---- Supplied entries

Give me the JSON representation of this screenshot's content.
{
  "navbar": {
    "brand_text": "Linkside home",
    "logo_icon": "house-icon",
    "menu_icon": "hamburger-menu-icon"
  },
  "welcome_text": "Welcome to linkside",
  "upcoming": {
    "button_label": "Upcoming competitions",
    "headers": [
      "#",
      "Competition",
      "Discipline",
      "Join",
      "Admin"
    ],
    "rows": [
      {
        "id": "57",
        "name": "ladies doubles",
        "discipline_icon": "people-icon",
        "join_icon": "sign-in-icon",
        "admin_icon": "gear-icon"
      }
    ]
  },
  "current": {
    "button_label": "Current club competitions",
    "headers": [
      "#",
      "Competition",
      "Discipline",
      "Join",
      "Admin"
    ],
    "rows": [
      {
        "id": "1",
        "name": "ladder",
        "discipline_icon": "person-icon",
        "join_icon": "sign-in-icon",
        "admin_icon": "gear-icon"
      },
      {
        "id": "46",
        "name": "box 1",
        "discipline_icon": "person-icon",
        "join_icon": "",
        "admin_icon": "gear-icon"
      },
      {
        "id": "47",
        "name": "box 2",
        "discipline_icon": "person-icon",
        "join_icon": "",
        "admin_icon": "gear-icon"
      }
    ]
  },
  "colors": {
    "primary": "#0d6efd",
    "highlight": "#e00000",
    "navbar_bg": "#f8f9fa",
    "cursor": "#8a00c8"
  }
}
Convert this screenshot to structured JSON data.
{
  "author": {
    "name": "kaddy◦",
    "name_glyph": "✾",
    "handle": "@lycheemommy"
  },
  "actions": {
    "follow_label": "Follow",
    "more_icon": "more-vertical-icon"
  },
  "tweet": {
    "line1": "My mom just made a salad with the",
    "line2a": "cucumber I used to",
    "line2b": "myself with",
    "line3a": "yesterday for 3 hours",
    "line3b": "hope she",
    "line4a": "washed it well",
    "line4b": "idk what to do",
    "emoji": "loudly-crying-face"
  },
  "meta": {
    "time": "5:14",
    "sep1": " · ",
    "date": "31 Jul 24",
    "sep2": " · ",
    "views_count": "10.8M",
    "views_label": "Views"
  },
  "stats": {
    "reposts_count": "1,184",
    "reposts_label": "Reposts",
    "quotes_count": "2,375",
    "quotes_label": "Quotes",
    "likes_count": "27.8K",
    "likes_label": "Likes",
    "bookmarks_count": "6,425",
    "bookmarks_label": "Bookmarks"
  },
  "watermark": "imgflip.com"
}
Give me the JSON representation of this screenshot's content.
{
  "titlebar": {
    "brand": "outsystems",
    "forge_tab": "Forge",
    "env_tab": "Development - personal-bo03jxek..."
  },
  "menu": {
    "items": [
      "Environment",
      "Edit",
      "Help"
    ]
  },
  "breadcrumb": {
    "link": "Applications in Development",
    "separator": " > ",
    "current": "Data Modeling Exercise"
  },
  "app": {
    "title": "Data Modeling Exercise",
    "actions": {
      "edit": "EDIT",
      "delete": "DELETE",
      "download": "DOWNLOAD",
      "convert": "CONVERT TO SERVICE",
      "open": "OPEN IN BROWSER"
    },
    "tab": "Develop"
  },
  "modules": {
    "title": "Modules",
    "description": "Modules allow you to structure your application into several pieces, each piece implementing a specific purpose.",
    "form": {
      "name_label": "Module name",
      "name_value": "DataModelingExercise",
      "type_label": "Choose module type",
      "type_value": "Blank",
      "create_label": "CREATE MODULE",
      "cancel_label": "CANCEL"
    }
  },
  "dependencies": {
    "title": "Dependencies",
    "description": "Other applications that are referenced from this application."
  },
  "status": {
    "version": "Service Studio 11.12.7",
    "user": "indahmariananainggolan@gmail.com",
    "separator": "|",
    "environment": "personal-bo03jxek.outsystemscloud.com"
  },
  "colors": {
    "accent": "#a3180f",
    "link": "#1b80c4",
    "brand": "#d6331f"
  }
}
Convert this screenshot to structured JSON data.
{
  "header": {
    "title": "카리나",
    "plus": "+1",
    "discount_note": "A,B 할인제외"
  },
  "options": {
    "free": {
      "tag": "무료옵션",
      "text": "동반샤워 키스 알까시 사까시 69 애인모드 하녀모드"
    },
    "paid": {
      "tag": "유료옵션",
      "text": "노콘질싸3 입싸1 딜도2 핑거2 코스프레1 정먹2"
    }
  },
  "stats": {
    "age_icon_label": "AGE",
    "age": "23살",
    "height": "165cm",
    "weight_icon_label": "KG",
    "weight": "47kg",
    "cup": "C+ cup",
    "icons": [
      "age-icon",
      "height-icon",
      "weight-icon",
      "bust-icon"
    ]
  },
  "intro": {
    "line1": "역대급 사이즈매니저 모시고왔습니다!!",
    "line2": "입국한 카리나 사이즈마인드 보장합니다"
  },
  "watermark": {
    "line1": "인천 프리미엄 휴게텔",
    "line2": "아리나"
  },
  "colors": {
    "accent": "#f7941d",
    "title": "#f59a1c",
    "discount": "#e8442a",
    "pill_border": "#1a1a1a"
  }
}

--------

• Given problem:
Reproduce the listing in full. Keep it exactly as written.

• Answer:
Give me the JSON representation of this screenshot's content.
{
  "navbar": {
    "brand_text": "Linkside home",
    "logo_icon": "house-icon",
    "menu_icon": "hamburger-menu-icon"
  },
  "welcome_text": "Welcome to linkside",
  "upcoming": {
    "button_label": "Upcoming competitions",
    "headers": [
      "#",
      "Competition",
      "Discipline",
      "Join",
      "Admin"
    ],
    "rows": [
      {
        "id": "57",
        "name": "ladies doubles",
        "discipline_icon": "people-icon",
        "join_icon": "sign-in-icon",
        "admin_icon": "gear-icon"
      }
    ]
  },
  "current": {
    "button_label": "Current club competitions",
    "headers": [
      "#",
      "Competition",
      "Discipline",
      "Join",
      "Admin"
    ],
    "rows": [
      {
        "id": "1",
        "name": "ladder",
        "discipline_icon": "person-icon",
        "join_icon": "sign-in-icon",
        "admin_icon": "gear-icon"
      },
      {
        "id": "46",
        "name": "box 1",
        "discipline_icon": "person-icon",
        "join_icon": "",
        "admin_icon": "gear-icon"
      },
      {
        "id": "47",
        "name": "box 2",
        "discipline_icon": "person-icon",
        "join_icon": "",
        "admin_icon": "gear-icon"
      }
    ]
  },
  "colors": {
    "primary": "#0d6efd",
    "highlight": "#e00000",
    "navbar_bg": "#f8f9fa",
    "cursor": "#8a00c8"
  }
}
Convert this screenshot to structured JSON data.
{
  "author": {
    "name": "kaddy◦",
    "name_glyph": "✾",
    "handle": "@lycheemommy"
  },
  "actions": {
    "follow_label": "Follow",
    "more_icon": "more-vertical-icon"
  },
  "tweet": {
    "line1": "My mom just made a salad with the",
    "line2a": "cucumber I used to",
    "line2b": "myself with",
    "line3a": "yesterday for 3 hours",
    "line3b": "hope she",
    "line4a": "washed it well",
    "line4b": "idk what to do",
    "emoji": "loudly-crying-face"
  },
  "meta": {
    "time": "5:14",
    "sep1": " · ",
    "date": "31 Jul 24",
    "sep2": " · ",
    "views_count": "10.8M",
    "views_label": "Views"
  },
  "stats": {
    "reposts_count": "1,184",
    "reposts_label": "Reposts",
    "quotes_count": "2,375",
    "quotes_label": "Quotes",
    "likes_count": "27.8K",
    "likes_label": "Likes",
    "bookmarks_count": "6,425",
    "bookmarks_label": "Bookmarks"
  },
  "watermark": "imgflip.com"
}
Give me the JSON representation of this screenshot's content.
{
  "titlebar": {
    "brand": "outsystems",
    "forge_tab": "Forge",
    "env_tab": "Development - personal-bo03jxek..."
  },
  "menu": {
    "items": [
      "Environment",
      "Edit",
      "Help"
    ]
  },
  "breadcrumb": {
    "link": "Applications in Development",
    "separator": " > ",
    "current": "Data Modeling Exercise"
  },
  "app": {
    "title": "Data Modeling Exercise",
    "actions": {
      "edit": "EDIT",
      "delete": "DELETE",
      "download": "DOWNLOAD",
      "convert": "CONVERT TO SERVICE",
      "open": "OPEN IN BROWSER"
    },
    "tab": "Develop"
  },
  "modules": {
    "title": "Modules",
    "description": "Modules allow you to structure your application into several pieces, each piece implementing a specific purpose.",
    "form": {
      "name_label": "Module name",
      "name_value": "DataModelingExercise",
      "type_label": "Choose module type",
      "type_value": "Blank",
      "create_label": "CREATE MODULE",
      "cancel_label": "CANCEL"
    }
  },
  "dependencies": {
    "title": "Dependencies",
    "description": "Other applications that are referenced from this application."
  },
  "status": {
    "version": "Service Studio 11.12.7",
    "user": "indahmariananainggolan@gmail.com",
    "separator": "|",
    "environment": "personal-bo03jxek.outsystemscloud.com"
  },
  "colors": {
    "accent": "#a3180f",
    "link": "#1b80c4",
    "brand": "#d6331f"
  }
}
Convert this screenshot to structured JSON data.
{
  "header": {
    "title": "카리나",
    "plus": "+1",
    "discount_note": "A,B 할인제외"
  },
  "options": {
    "free": {
      "tag": "무료옵션",
      "text": "동반샤워 키스 알까시 사까시 69 애인모드 하녀모드"
    },
    "paid": {
      "tag": "유료옵션",
      "text": "노콘질싸3 입싸1 딜도2 핑거2 코스프레1 정먹2"
    }
  },
  "stats": {
    "age_icon_label": "AGE",
    "age": "23살",
    "height": "165cm",
    "weight_icon_label": "KG",
    "weight": "47kg",
    "cup": "C+ cup",
    "icons": [
      "age-icon",
      "height-icon",
      "weight-icon",
      "bust-icon"
    ]
  },
  "intro": {
    "line1": "역대급 사이즈매니저 모시고왔습니다!!",
    "line2": "입국한 카리나 사이즈마인드 보장합니다"
  },
  "watermark": {
    "line1": "인천 프리미엄 휴게텔",
    "line2": "아리나"
  },
  "colors": {
    "accent": "#f7941d",
    "title": "#f59a1c",
    "discount": "#e8442a",
    "pill_border": "#1a1a1a"
  }
}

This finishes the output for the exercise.